* What you are asked to do *
Transcribe the records that follow exactly. Skip the pictures.

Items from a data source
--- begin ---
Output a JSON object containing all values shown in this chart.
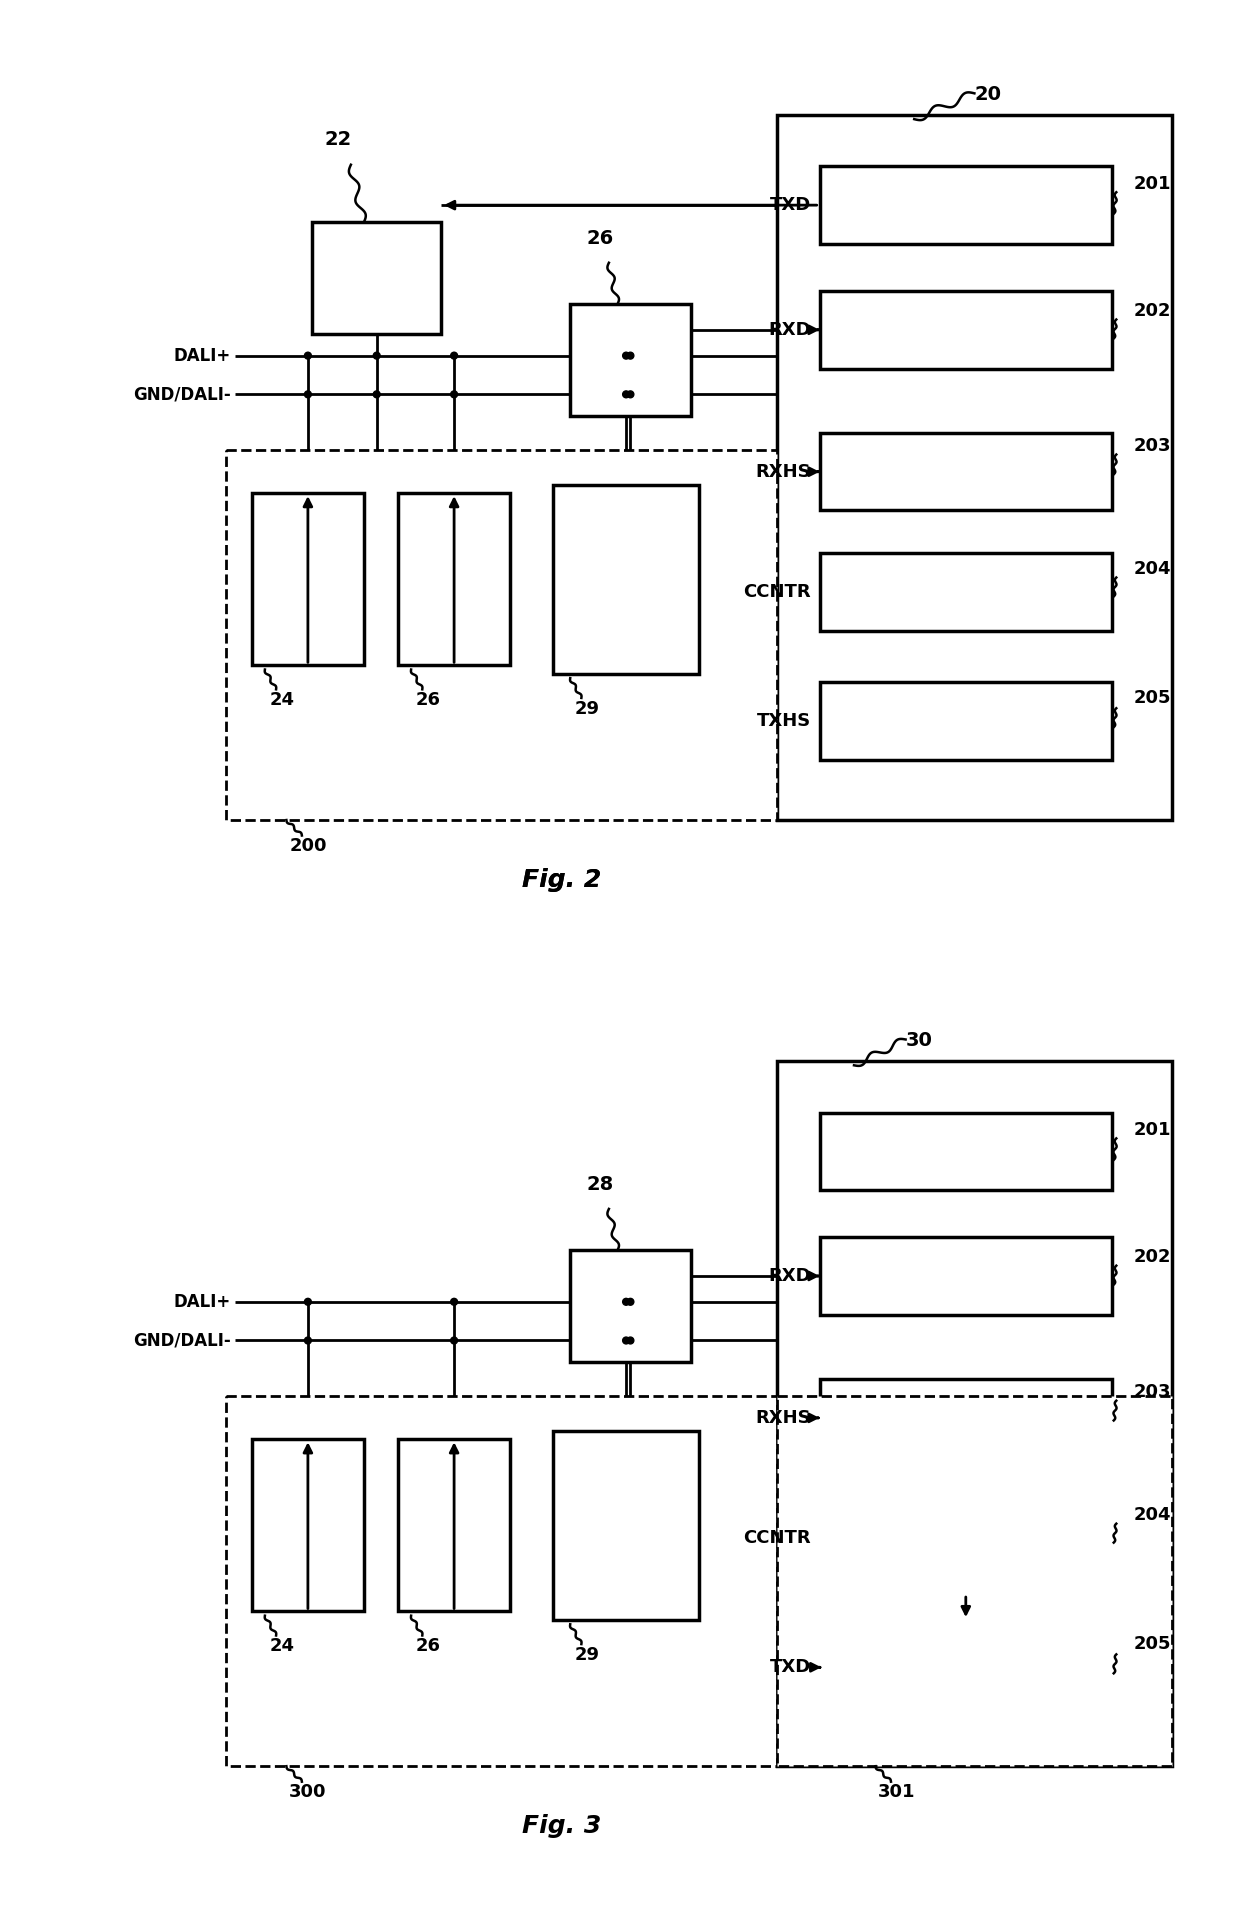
{
  "bg_color": "#ffffff",
  "fig2": {
    "title": "Fig. 2",
    "labels": {
      "20": "20",
      "22": "22",
      "26": "26",
      "24": "24",
      "26b": "26",
      "29": "29",
      "200": "200",
      "201": "201",
      "202": "202",
      "203": "203",
      "204": "204",
      "205": "205",
      "TXD": "TXD",
      "RXD": "RXD",
      "RXHS": "RXHS",
      "CCNTR": "CCNTR",
      "TXHS": "TXHS",
      "DALI_plus": "DALI+",
      "GND_DALI": "GND/DALI-"
    }
  },
  "fig3": {
    "title": "Fig. 3",
    "labels": {
      "30": "30",
      "28": "28",
      "24": "24",
      "26": "26",
      "29": "29",
      "300": "300",
      "301": "301",
      "201": "201",
      "202": "202",
      "203": "203",
      "204": "204",
      "205": "205",
      "RXD": "RXD",
      "RXHS": "RXHS",
      "CCNTR": "CCNTR",
      "TXD": "TXD",
      "DALI_plus": "DALI+",
      "GND_DALI": "GND/DALI-"
    }
  }
}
--- end ---
* Result of this task *
Output a JSON object containing all values shown in this chart.
{
  "bg_color": "#ffffff",
  "fig2": {
    "title": "Fig. 2",
    "labels": {
      "20": "20",
      "22": "22",
      "26": "26",
      "24": "24",
      "26b": "26",
      "29": "29",
      "200": "200",
      "201": "201",
      "202": "202",
      "203": "203",
      "204": "204",
      "205": "205",
      "TXD": "TXD",
      "RXD": "RXD",
      "RXHS": "RXHS",
      "CCNTR": "CCNTR",
      "TXHS": "TXHS",
      "DALI_plus": "DALI+",
      "GND_DALI": "GND/DALI-"
    }
  },
  "fig3": {
    "title": "Fig. 3",
    "labels": {
      "30": "30",
      "28": "28",
      "24": "24",
      "26": "26",
      "29": "29",
      "300": "300",
      "301": "301",
      "201": "201",
      "202": "202",
      "203": "203",
      "204": "204",
      "205": "205",
      "RXD": "RXD",
      "RXHS": "RXHS",
      "CCNTR": "CCNTR",
      "TXD": "TXD",
      "DALI_plus": "DALI+",
      "GND_DALI": "GND/DALI-"
    }
  }
}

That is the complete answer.